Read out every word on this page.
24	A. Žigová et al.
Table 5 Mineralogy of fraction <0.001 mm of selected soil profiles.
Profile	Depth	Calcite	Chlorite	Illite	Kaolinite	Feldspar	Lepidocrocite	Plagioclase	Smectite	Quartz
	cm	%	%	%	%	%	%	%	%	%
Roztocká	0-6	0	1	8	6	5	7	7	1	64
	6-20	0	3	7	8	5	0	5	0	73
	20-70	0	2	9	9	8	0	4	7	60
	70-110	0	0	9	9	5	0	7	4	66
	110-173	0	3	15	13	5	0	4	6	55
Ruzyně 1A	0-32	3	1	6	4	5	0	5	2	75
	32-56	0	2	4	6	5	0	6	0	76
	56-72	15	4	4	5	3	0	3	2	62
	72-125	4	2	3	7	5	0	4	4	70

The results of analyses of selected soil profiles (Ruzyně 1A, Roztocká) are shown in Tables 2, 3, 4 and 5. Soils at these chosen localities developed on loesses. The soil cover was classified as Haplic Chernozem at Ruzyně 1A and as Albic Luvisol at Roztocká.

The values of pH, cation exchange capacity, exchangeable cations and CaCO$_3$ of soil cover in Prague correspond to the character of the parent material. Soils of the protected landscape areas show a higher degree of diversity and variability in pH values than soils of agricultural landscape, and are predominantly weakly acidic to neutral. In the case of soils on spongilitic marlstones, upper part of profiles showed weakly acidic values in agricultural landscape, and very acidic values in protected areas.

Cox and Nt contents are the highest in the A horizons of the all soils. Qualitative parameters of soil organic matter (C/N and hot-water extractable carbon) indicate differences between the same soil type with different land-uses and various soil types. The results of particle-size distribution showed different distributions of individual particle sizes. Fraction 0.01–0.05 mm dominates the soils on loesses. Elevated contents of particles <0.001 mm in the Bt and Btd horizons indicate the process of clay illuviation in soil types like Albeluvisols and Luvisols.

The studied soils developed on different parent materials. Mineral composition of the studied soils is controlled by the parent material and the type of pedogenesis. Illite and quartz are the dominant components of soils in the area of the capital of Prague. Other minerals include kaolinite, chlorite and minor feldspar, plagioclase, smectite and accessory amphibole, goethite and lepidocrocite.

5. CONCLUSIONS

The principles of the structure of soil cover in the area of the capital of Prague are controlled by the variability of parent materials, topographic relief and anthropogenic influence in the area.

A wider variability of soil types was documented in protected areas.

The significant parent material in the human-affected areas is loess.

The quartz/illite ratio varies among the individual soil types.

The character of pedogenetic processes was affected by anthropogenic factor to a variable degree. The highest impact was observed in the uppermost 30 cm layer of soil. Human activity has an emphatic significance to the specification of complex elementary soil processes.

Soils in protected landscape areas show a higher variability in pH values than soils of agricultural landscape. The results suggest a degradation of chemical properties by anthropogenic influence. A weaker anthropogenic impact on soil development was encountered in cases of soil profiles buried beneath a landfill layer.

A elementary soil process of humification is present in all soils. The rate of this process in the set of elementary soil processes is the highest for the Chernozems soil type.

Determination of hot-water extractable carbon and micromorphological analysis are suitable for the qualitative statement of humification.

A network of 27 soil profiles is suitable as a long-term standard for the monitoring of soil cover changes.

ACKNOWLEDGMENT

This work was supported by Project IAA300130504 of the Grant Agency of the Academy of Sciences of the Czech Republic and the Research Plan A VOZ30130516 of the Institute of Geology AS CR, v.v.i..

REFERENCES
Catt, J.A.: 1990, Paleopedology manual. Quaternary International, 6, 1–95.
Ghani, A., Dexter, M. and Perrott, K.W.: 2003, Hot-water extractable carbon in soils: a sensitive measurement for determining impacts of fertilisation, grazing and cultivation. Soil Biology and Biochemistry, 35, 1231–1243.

→ **What is needed**
Word for word, give the entire listing again.

→ **Written answer**
Read out every word on this page.
24	A. Žigová et al.
Table 5 Mineralogy of fraction <0.001 mm of selected soil profiles.
Profile	Depth	Calcite	Chlorite	Illite	Kaolinite	Feldspar	Lepidocrocite	Plagioclase	Smectite	Quartz
	cm	%	%	%	%	%	%	%	%	%
Roztocká	0-6	0	1	8	6	5	7	7	1	64
	6-20	0	3	7	8	5	0	5	0	73
	20-70	0	2	9	9	8	0	4	7	60
	70-110	0	0	9	9	5	0	7	4	66
	110-173	0	3	15	13	5	0	4	6	55
Ruzyně 1A	0-32	3	1	6	4	5	0	5	2	75
	32-56	0	2	4	6	5	0	6	0	76
	56-72	15	4	4	5	3	0	3	2	62
	72-125	4	2	3	7	5	0	4	4	70

The results of analyses of selected soil profiles (Ruzyně 1A, Roztocká) are shown in Tables 2, 3, 4 and 5. Soils at these chosen localities developed on loesses. The soil cover was classified as Haplic Chernozem at Ruzyně 1A and as Albic Luvisol at Roztocká.

The values of pH, cation exchange capacity, exchangeable cations and CaCO$_3$ of soil cover in Prague correspond to the character of the parent material. Soils of the protected landscape areas show a higher degree of diversity and variability in pH values than soils of agricultural landscape, and are predominantly weakly acidic to neutral. In the case of soils on spongilitic marlstones, upper part of profiles showed weakly acidic values in agricultural landscape, and very acidic values in protected areas.

Cox and Nt contents are the highest in the A horizons of the all soils. Qualitative parameters of soil organic matter (C/N and hot-water extractable carbon) indicate differences between the same soil type with different land-uses and various soil types. The results of particle-size distribution showed different distributions of individual particle sizes. Fraction 0.01–0.05 mm dominates the soils on loesses. Elevated contents of particles <0.001 mm in the Bt and Btd horizons indicate the process of clay illuviation in soil types like Albeluvisols and Luvisols.

The studied soils developed on different parent materials. Mineral composition of the studied soils is controlled by the parent material and the type of pedogenesis. Illite and quartz are the dominant components of soils in the area of the capital of Prague. Other minerals include kaolinite, chlorite and minor feldspar, plagioclase, smectite and accessory amphibole, goethite and lepidocrocite.

5. CONCLUSIONS

The principles of the structure of soil cover in the area of the capital of Prague are controlled by the variability of parent materials, topographic relief and anthropogenic influence in the area.

A wider variability of soil types was documented in protected areas.

The significant parent material in the human-affected areas is loess.

The quartz/illite ratio varies among the individual soil types.

The character of pedogenetic processes was affected by anthropogenic factor to a variable degree. The highest impact was observed in the uppermost 30 cm layer of soil. Human activity has an emphatic significance to the specification of complex elementary soil processes.

Soils in protected landscape areas show a higher variability in pH values than soils of agricultural landscape. The results suggest a degradation of chemical properties by anthropogenic influence. A weaker anthropogenic impact on soil development was encountered in cases of soil profiles buried beneath a landfill layer.

A elementary soil process of humification is present in all soils. The rate of this process in the set of elementary soil processes is the highest for the Chernozems soil type.

Determination of hot-water extractable carbon and micromorphological analysis are suitable for the qualitative statement of humification.

A network of 27 soil profiles is suitable as a long-term standard for the monitoring of soil cover changes.

ACKNOWLEDGMENT

This work was supported by Project IAA300130504 of the Grant Agency of the Academy of Sciences of the Czech Republic and the Research Plan A VOZ30130516 of the Institute of Geology AS CR, v.v.i..

REFERENCES
Catt, J.A.: 1990, Paleopedology manual. Quaternary International, 6, 1–95.
Ghani, A., Dexter, M. and Perrott, K.W.: 2003, Hot-water extractable carbon in soils: a sensitive measurement for determining impacts of fertilisation, grazing and cultivation. Soil Biology and Biochemistry, 35, 1231–1243.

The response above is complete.